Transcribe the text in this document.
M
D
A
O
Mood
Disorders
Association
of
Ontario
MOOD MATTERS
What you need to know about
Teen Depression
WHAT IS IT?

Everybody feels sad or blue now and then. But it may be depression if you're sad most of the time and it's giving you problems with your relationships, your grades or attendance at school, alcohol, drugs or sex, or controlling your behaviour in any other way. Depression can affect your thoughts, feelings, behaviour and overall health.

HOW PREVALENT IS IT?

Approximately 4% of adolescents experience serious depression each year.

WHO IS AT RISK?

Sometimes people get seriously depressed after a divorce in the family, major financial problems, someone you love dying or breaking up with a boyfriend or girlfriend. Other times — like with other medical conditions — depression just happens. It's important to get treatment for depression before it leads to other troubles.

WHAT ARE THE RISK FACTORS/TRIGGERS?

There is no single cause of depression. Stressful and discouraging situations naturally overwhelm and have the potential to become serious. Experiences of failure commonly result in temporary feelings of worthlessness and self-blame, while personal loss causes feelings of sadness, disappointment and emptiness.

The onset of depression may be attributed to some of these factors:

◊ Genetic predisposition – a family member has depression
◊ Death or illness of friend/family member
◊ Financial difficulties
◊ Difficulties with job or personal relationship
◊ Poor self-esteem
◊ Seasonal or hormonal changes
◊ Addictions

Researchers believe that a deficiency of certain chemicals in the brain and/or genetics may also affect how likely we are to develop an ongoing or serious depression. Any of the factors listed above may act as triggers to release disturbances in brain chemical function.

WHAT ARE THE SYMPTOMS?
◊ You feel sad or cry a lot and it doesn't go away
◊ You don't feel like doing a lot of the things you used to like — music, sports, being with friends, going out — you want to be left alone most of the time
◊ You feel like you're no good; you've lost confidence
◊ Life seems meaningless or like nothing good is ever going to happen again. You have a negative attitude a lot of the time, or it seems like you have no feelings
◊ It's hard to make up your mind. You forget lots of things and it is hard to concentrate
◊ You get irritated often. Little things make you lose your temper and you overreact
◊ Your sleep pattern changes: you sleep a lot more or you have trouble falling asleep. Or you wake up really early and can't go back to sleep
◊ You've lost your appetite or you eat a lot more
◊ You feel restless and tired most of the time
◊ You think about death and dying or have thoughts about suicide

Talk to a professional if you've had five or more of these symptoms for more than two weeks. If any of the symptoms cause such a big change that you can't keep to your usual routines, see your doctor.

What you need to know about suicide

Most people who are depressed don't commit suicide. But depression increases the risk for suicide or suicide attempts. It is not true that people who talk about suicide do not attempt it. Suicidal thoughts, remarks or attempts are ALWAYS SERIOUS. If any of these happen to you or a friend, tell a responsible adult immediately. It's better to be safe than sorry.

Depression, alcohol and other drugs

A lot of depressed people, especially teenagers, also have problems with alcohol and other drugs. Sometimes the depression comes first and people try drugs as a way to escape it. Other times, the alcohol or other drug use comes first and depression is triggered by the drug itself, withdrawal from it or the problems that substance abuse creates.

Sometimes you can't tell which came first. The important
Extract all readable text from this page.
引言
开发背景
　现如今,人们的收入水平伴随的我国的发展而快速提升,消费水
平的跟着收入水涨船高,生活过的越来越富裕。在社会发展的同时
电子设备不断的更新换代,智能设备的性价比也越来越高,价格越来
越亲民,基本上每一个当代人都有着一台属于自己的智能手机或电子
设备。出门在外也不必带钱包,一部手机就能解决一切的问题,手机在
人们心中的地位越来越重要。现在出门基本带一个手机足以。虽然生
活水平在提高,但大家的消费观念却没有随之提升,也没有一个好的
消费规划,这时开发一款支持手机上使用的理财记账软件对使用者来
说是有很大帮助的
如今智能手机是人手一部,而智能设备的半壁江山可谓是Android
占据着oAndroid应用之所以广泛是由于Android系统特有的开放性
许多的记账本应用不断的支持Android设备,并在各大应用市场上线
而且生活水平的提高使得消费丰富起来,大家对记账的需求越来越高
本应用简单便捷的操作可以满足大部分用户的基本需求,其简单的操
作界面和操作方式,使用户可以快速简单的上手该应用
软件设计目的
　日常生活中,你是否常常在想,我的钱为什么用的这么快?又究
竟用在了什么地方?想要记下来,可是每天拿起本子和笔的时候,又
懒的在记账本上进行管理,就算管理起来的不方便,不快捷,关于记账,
========================================
Locate "Extract all readable text from this page." in the data above. Then repeat, exactly, its line and each line after it through the last, adding nothing.

### [Output below]
Extract all readable text from this page.
引言
开发背景
　现如今,人们的收入水平伴随的我国的发展而快速提升,消费水
平的跟着收入水涨船高,生活过的越来越富裕。在社会发展的同时
电子设备不断的更新换代,智能设备的性价比也越来越高,价格越来
越亲民,基本上每一个当代人都有着一台属于自己的智能手机或电子
设备。出门在外也不必带钱包,一部手机就能解决一切的问题,手机在
人们心中的地位越来越重要。现在出门基本带一个手机足以。虽然生
活水平在提高,但大家的消费观念却没有随之提升,也没有一个好的
消费规划,这时开发一款支持手机上使用的理财记账软件对使用者来
说是有很大帮助的
如今智能手机是人手一部,而智能设备的半壁江山可谓是Android
占据着oAndroid应用之所以广泛是由于Android系统特有的开放性
许多的记账本应用不断的支持Android设备,并在各大应用市场上线
而且生活水平的提高使得消费丰富起来,大家对记账的需求越来越高
本应用简单便捷的操作可以满足大部分用户的基本需求,其简单的操
作界面和操作方式,使用户可以快速简单的上手该应用
软件设计目的
　日常生活中,你是否常常在想,我的钱为什么用的这么快?又究
竟用在了什么地方?想要记下来,可是每天拿起本子和笔的时候,又
懒的在记账本上进行管理,就算管理起来的不方便,不快捷,关于记账,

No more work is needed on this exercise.